— start Raw data —

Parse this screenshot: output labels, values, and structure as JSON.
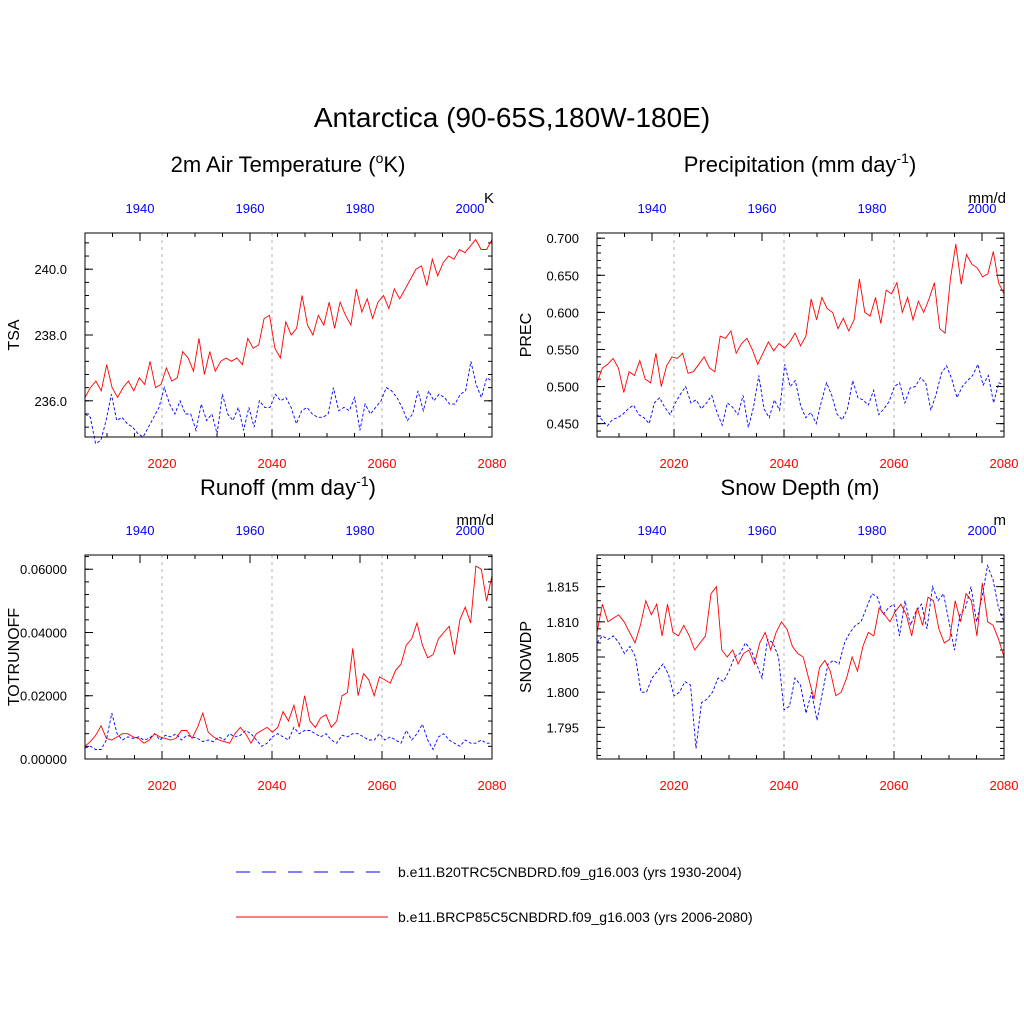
{
  "title": "Antarctica (90-65S,180W-180E)",
  "colors": {
    "present": "#ff0000",
    "past": "#0000ff",
    "grid": "#b0b0b0"
  },
  "legend": [
    {
      "label": "b.e11.B20TRC5CNBDRD.f09_g16.003 (yrs 1930-2004)",
      "style": "dashed",
      "color": "#0000ff"
    },
    {
      "label": "b.e11.BRCP85C5CNBDRD.f09_g16.003 (yrs 2006-2080)",
      "style": "solid",
      "color": "#ff0000"
    }
  ],
  "chart_data": [
    {
      "type": "line",
      "title_main": "2m Air Temperature (",
      "title_sup": "o",
      "title_end": "K)",
      "ylabel": "TSA",
      "units": "K",
      "bottom_axis": {
        "range": [
          2006,
          2080
        ],
        "ticks": [
          "2020",
          "2040",
          "2060",
          "2080"
        ],
        "tick_values": [
          2020,
          2040,
          2060,
          2080
        ]
      },
      "top_axis": {
        "range": [
          1930,
          2004
        ],
        "ticks": [
          "1940",
          "1960",
          "1980",
          "2000"
        ],
        "tick_values": [
          1940,
          1960,
          1980,
          2000
        ]
      },
      "ylim": [
        234.9,
        241.1
      ],
      "yticks": [
        "236.0",
        "238.0",
        "240.0"
      ],
      "ytick_values": [
        236.0,
        238.0,
        240.0
      ],
      "series": [
        {
          "key": "past",
          "values": [
            235.6,
            235.5,
            234.7,
            234.8,
            235.4,
            236.2,
            235.4,
            235.5,
            235.3,
            235.2,
            235.0,
            234.9,
            235.2,
            235.5,
            235.8,
            236.4,
            235.9,
            235.6,
            236.0,
            235.6,
            235.6,
            235.1,
            235.9,
            235.4,
            235.6,
            235.0,
            236.2,
            235.6,
            235.4,
            235.8,
            235.1,
            235.8,
            235.2,
            236.0,
            235.8,
            235.8,
            236.2,
            236.0,
            236.1,
            235.8,
            235.3,
            235.7,
            235.8,
            235.6,
            235.5,
            235.5,
            235.6,
            236.4,
            235.7,
            235.8,
            235.7,
            236.1,
            235.1,
            235.9,
            235.6,
            235.8,
            236.0,
            236.4,
            236.3,
            236.1,
            235.8,
            235.4,
            235.6,
            236.3,
            235.7,
            236.3,
            236.0,
            236.2,
            236.1,
            235.9,
            235.9,
            236.2,
            236.3,
            237.2,
            236.5,
            236.1,
            236.7,
            236.6
          ]
        },
        {
          "key": "present",
          "values": [
            236.1,
            236.4,
            236.6,
            236.3,
            237.1,
            236.4,
            236.1,
            236.4,
            236.6,
            236.3,
            236.7,
            236.5,
            237.2,
            236.4,
            236.5,
            237.0,
            236.6,
            236.7,
            237.5,
            237.3,
            236.9,
            237.9,
            236.8,
            237.5,
            236.9,
            237.2,
            237.3,
            237.2,
            237.3,
            237.1,
            237.9,
            237.6,
            237.7,
            238.5,
            238.6,
            237.6,
            237.3,
            238.4,
            238.0,
            238.2,
            239.2,
            238.3,
            238.0,
            238.6,
            238.3,
            239.0,
            238.2,
            239.0,
            238.6,
            238.3,
            239.4,
            238.7,
            239.1,
            238.5,
            239.0,
            239.2,
            238.8,
            239.4,
            239.1,
            239.4,
            239.7,
            240.0,
            240.1,
            239.5,
            240.3,
            239.8,
            240.2,
            240.4,
            240.3,
            240.6,
            240.5,
            240.7,
            240.9,
            240.6,
            240.6,
            240.9
          ]
        }
      ]
    },
    {
      "type": "line",
      "title_main": "Precipitation (mm day",
      "title_sup": "-1",
      "title_end": ")",
      "ylabel": "PREC",
      "units": "mm/d",
      "bottom_axis": {
        "range": [
          2006,
          2080
        ],
        "ticks": [
          "2020",
          "2040",
          "2060",
          "2080"
        ],
        "tick_values": [
          2020,
          2040,
          2060,
          2080
        ]
      },
      "top_axis": {
        "range": [
          1930,
          2004
        ],
        "ticks": [
          "1940",
          "1960",
          "1980",
          "2000"
        ],
        "tick_values": [
          1940,
          1960,
          1980,
          2000
        ]
      },
      "ylim": [
        0.432,
        0.707
      ],
      "yticks": [
        "0.450",
        "0.500",
        "0.550",
        "0.600",
        "0.650",
        "0.700"
      ],
      "ytick_values": [
        0.45,
        0.5,
        0.55,
        0.6,
        0.65,
        0.7
      ],
      "series": [
        {
          "key": "past",
          "values": [
            0.462,
            0.455,
            0.447,
            0.456,
            0.458,
            0.463,
            0.47,
            0.475,
            0.462,
            0.458,
            0.45,
            0.478,
            0.485,
            0.472,
            0.462,
            0.478,
            0.49,
            0.5,
            0.478,
            0.482,
            0.47,
            0.478,
            0.488,
            0.465,
            0.448,
            0.478,
            0.472,
            0.462,
            0.488,
            0.445,
            0.472,
            0.515,
            0.47,
            0.458,
            0.482,
            0.468,
            0.53,
            0.5,
            0.508,
            0.475,
            0.458,
            0.465,
            0.45,
            0.48,
            0.505,
            0.488,
            0.463,
            0.455,
            0.47,
            0.508,
            0.485,
            0.482,
            0.475,
            0.495,
            0.462,
            0.47,
            0.48,
            0.5,
            0.505,
            0.478,
            0.498,
            0.5,
            0.512,
            0.505,
            0.468,
            0.49,
            0.518,
            0.528,
            0.51,
            0.485,
            0.5,
            0.508,
            0.515,
            0.53,
            0.502,
            0.515,
            0.478,
            0.505,
            0.502
          ]
        },
        {
          "key": "present",
          "values": [
            0.505,
            0.525,
            0.53,
            0.538,
            0.525,
            0.492,
            0.52,
            0.515,
            0.535,
            0.51,
            0.505,
            0.545,
            0.5,
            0.528,
            0.54,
            0.538,
            0.545,
            0.518,
            0.52,
            0.53,
            0.54,
            0.525,
            0.52,
            0.568,
            0.565,
            0.575,
            0.545,
            0.558,
            0.565,
            0.55,
            0.53,
            0.545,
            0.56,
            0.548,
            0.558,
            0.552,
            0.56,
            0.572,
            0.555,
            0.568,
            0.618,
            0.59,
            0.62,
            0.605,
            0.6,
            0.578,
            0.592,
            0.575,
            0.59,
            0.645,
            0.6,
            0.595,
            0.62,
            0.585,
            0.63,
            0.625,
            0.64,
            0.6,
            0.62,
            0.59,
            0.615,
            0.6,
            0.618,
            0.64,
            0.578,
            0.572,
            0.645,
            0.692,
            0.638,
            0.678,
            0.665,
            0.66,
            0.648,
            0.652,
            0.682,
            0.64,
            0.625
          ]
        }
      ]
    },
    {
      "type": "line",
      "title_main": "Runoff (mm day",
      "title_sup": "-1",
      "title_end": ")",
      "ylabel": "TOTRUNOFF",
      "units": "mm/d",
      "bottom_axis": {
        "range": [
          2006,
          2080
        ],
        "ticks": [
          "2020",
          "2040",
          "2060",
          "2080"
        ],
        "tick_values": [
          2020,
          2040,
          2060,
          2080
        ]
      },
      "top_axis": {
        "range": [
          1930,
          2004
        ],
        "ticks": [
          "1940",
          "1960",
          "1980",
          "2000"
        ],
        "tick_values": [
          1940,
          1960,
          1980,
          2000
        ]
      },
      "ylim": [
        0.0,
        0.0645
      ],
      "yticks": [
        "0.00000",
        "0.02000",
        "0.04000",
        "0.06000"
      ],
      "ytick_values": [
        0.0,
        0.02,
        0.04,
        0.06
      ],
      "series": [
        {
          "key": "past",
          "values": [
            0.0035,
            0.004,
            0.003,
            0.003,
            0.006,
            0.0145,
            0.008,
            0.006,
            0.007,
            0.0065,
            0.007,
            0.006,
            0.0065,
            0.008,
            0.006,
            0.0075,
            0.007,
            0.008,
            0.006,
            0.0075,
            0.007,
            0.0065,
            0.0055,
            0.006,
            0.0055,
            0.007,
            0.006,
            0.008,
            0.007,
            0.0075,
            0.009,
            0.008,
            0.006,
            0.004,
            0.005,
            0.007,
            0.008,
            0.007,
            0.006,
            0.01,
            0.008,
            0.009,
            0.009,
            0.008,
            0.007,
            0.008,
            0.006,
            0.005,
            0.0075,
            0.007,
            0.008,
            0.008,
            0.007,
            0.006,
            0.006,
            0.008,
            0.006,
            0.007,
            0.006,
            0.005,
            0.009,
            0.006,
            0.008,
            0.011,
            0.006,
            0.003,
            0.007,
            0.008,
            0.006,
            0.005,
            0.004,
            0.006,
            0.005,
            0.005,
            0.006,
            0.005,
            0.005
          ]
        },
        {
          "key": "present",
          "values": [
            0.004,
            0.0055,
            0.0075,
            0.0105,
            0.0065,
            0.006,
            0.007,
            0.008,
            0.008,
            0.007,
            0.0065,
            0.005,
            0.006,
            0.008,
            0.007,
            0.0065,
            0.006,
            0.0065,
            0.009,
            0.009,
            0.0065,
            0.01,
            0.0145,
            0.0085,
            0.007,
            0.006,
            0.0055,
            0.005,
            0.008,
            0.01,
            0.008,
            0.005,
            0.008,
            0.009,
            0.01,
            0.0085,
            0.01,
            0.015,
            0.012,
            0.017,
            0.01,
            0.02,
            0.012,
            0.01,
            0.013,
            0.014,
            0.01,
            0.012,
            0.02,
            0.021,
            0.035,
            0.02,
            0.027,
            0.025,
            0.02,
            0.026,
            0.025,
            0.024,
            0.028,
            0.03,
            0.036,
            0.038,
            0.043,
            0.036,
            0.032,
            0.033,
            0.038,
            0.04,
            0.042,
            0.033,
            0.044,
            0.048,
            0.043,
            0.061,
            0.06,
            0.05,
            0.058
          ]
        }
      ]
    },
    {
      "type": "line",
      "title_main": "Snow Depth (m)",
      "title_sup": "",
      "title_end": "",
      "ylabel": "SNOWDP",
      "units": "m",
      "bottom_axis": {
        "range": [
          2006,
          2080
        ],
        "ticks": [
          "2020",
          "2040",
          "2060",
          "2080"
        ],
        "tick_values": [
          2020,
          2040,
          2060,
          2080
        ]
      },
      "top_axis": {
        "range": [
          1930,
          2004
        ],
        "ticks": [
          "1940",
          "1960",
          "1980",
          "2000"
        ],
        "tick_values": [
          1940,
          1960,
          1980,
          2000
        ]
      },
      "ylim": [
        1.7905,
        1.8195
      ],
      "yticks": [
        "1.795",
        "1.800",
        "1.805",
        "1.810",
        "1.815"
      ],
      "ytick_values": [
        1.795,
        1.8,
        1.805,
        1.81,
        1.815
      ],
      "series": [
        {
          "key": "past",
          "values": [
            1.807,
            1.808,
            1.8075,
            1.808,
            1.807,
            1.8055,
            1.8065,
            1.805,
            1.8,
            1.8,
            1.802,
            1.803,
            1.804,
            1.8025,
            1.7995,
            1.8,
            1.8015,
            1.801,
            1.792,
            1.7985,
            1.799,
            1.8,
            1.802,
            1.8015,
            1.803,
            1.805,
            1.8055,
            1.807,
            1.806,
            1.804,
            1.802,
            1.8075,
            1.807,
            1.805,
            1.7975,
            1.798,
            1.802,
            1.801,
            1.797,
            1.8,
            1.796,
            1.8,
            1.804,
            1.8045,
            1.804,
            1.807,
            1.8085,
            1.8095,
            1.81,
            1.812,
            1.814,
            1.8135,
            1.811,
            1.812,
            1.8125,
            1.808,
            1.813,
            1.8095,
            1.8115,
            1.8125,
            1.809,
            1.815,
            1.813,
            1.814,
            1.81,
            1.806,
            1.811,
            1.812,
            1.815,
            1.81,
            1.8135,
            1.818,
            1.816,
            1.812,
            1.81
          ]
        },
        {
          "key": "present",
          "values": [
            1.8085,
            1.8125,
            1.81,
            1.8105,
            1.811,
            1.81,
            1.8085,
            1.807,
            1.8095,
            1.813,
            1.811,
            1.8125,
            1.808,
            1.8125,
            1.8085,
            1.808,
            1.8095,
            1.808,
            1.806,
            1.807,
            1.808,
            1.814,
            1.815,
            1.806,
            1.805,
            1.806,
            1.804,
            1.8055,
            1.806,
            1.804,
            1.807,
            1.8085,
            1.806,
            1.8085,
            1.81,
            1.809,
            1.8065,
            1.8055,
            1.805,
            1.802,
            1.799,
            1.8035,
            1.8045,
            1.803,
            1.7995,
            1.8,
            1.802,
            1.805,
            1.803,
            1.8065,
            1.8085,
            1.808,
            1.812,
            1.811,
            1.81,
            1.8115,
            1.8125,
            1.811,
            1.808,
            1.812,
            1.8095,
            1.8135,
            1.813,
            1.809,
            1.807,
            1.8075,
            1.813,
            1.81,
            1.814,
            1.813,
            1.808,
            1.8155,
            1.81,
            1.8095,
            1.8075,
            1.805
          ]
        }
      ]
    }
  ]
}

— end Raw data —

Given problem: Pull out every line of the records that includes the string "ylabel".

Correct output:
      "ylabel": "TSA",
      "ylabel": "PREC",
      "ylabel": "TOTRUNOFF",
      "ylabel": "SNOWDP",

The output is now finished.